[Objective]
Set out every line bearing the string "April".

[Supplied records]
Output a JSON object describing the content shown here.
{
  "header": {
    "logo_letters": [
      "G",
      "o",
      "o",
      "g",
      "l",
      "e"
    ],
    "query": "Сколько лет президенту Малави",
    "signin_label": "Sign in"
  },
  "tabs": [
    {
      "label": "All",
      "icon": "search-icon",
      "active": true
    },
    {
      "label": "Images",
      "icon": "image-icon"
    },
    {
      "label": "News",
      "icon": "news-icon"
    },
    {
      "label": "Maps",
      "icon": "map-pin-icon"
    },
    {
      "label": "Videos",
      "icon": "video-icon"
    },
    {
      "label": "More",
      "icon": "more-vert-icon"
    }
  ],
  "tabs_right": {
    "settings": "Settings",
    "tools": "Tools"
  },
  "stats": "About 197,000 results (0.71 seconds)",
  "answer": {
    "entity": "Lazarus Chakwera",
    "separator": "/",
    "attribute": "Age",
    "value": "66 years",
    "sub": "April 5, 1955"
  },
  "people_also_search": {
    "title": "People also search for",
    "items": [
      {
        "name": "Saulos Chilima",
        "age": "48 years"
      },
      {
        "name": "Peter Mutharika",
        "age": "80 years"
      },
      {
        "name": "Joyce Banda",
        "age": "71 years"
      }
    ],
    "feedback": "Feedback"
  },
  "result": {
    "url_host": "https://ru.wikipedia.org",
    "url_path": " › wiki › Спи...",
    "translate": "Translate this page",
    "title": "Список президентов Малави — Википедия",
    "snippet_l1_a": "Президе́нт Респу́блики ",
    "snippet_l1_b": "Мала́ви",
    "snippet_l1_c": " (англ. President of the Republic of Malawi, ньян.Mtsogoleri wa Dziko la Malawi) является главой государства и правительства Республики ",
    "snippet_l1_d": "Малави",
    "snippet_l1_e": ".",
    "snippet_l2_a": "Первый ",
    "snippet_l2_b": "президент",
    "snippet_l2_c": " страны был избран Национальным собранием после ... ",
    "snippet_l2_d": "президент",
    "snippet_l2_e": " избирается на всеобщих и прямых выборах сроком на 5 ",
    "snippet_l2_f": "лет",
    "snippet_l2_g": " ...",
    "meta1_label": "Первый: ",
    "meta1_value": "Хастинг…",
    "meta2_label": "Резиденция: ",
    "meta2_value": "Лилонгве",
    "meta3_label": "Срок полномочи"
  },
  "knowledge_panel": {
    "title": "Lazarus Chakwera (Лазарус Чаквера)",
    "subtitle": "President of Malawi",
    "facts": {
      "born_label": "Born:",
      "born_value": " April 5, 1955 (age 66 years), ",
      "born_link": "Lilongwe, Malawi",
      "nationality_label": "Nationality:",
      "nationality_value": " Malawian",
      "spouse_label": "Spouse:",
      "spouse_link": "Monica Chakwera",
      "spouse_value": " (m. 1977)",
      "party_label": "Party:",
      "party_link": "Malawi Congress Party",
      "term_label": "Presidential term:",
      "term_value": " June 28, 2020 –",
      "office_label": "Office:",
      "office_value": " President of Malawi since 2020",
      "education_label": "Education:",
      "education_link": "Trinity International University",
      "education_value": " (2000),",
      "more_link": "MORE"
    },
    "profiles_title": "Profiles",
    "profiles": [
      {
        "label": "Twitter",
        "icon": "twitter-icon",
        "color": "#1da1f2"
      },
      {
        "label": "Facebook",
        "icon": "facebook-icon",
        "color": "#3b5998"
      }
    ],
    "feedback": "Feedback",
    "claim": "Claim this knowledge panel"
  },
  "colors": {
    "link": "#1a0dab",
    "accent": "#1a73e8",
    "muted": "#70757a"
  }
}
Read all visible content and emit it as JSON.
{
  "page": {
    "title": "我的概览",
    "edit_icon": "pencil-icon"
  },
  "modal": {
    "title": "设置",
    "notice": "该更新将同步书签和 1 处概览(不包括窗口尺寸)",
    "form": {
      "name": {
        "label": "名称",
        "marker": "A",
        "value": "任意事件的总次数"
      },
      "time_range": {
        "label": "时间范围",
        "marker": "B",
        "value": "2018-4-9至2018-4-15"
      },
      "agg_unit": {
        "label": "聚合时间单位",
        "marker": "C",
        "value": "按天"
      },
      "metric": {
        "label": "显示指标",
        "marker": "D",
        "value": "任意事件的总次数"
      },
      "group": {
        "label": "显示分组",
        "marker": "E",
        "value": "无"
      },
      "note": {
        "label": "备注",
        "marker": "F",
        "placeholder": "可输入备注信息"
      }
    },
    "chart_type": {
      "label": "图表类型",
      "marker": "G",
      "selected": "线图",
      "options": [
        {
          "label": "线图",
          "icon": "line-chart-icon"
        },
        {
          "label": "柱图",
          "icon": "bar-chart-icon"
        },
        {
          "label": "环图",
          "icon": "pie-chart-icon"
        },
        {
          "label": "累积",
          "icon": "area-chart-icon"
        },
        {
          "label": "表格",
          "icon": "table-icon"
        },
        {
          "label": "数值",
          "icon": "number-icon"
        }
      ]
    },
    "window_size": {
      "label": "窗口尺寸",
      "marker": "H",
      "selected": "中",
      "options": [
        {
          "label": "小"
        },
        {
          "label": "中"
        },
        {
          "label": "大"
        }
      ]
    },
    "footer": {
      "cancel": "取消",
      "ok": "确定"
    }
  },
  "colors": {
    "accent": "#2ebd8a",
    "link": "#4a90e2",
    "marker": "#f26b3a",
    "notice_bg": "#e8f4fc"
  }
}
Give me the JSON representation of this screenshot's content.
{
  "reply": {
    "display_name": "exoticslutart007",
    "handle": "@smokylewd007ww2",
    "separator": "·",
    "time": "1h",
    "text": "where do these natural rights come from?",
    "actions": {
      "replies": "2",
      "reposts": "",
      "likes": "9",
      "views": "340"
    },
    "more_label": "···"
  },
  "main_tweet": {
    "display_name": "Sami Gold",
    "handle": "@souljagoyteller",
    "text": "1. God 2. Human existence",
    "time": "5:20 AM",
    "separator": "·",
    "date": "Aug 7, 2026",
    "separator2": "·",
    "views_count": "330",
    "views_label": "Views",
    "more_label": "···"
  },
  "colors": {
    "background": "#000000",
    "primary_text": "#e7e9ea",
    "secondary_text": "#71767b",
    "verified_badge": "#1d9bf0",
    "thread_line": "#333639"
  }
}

[Task answer]
    "sub": "April 5, 1955"
      "born_value": " April 5, 1955 (age 66 years), ",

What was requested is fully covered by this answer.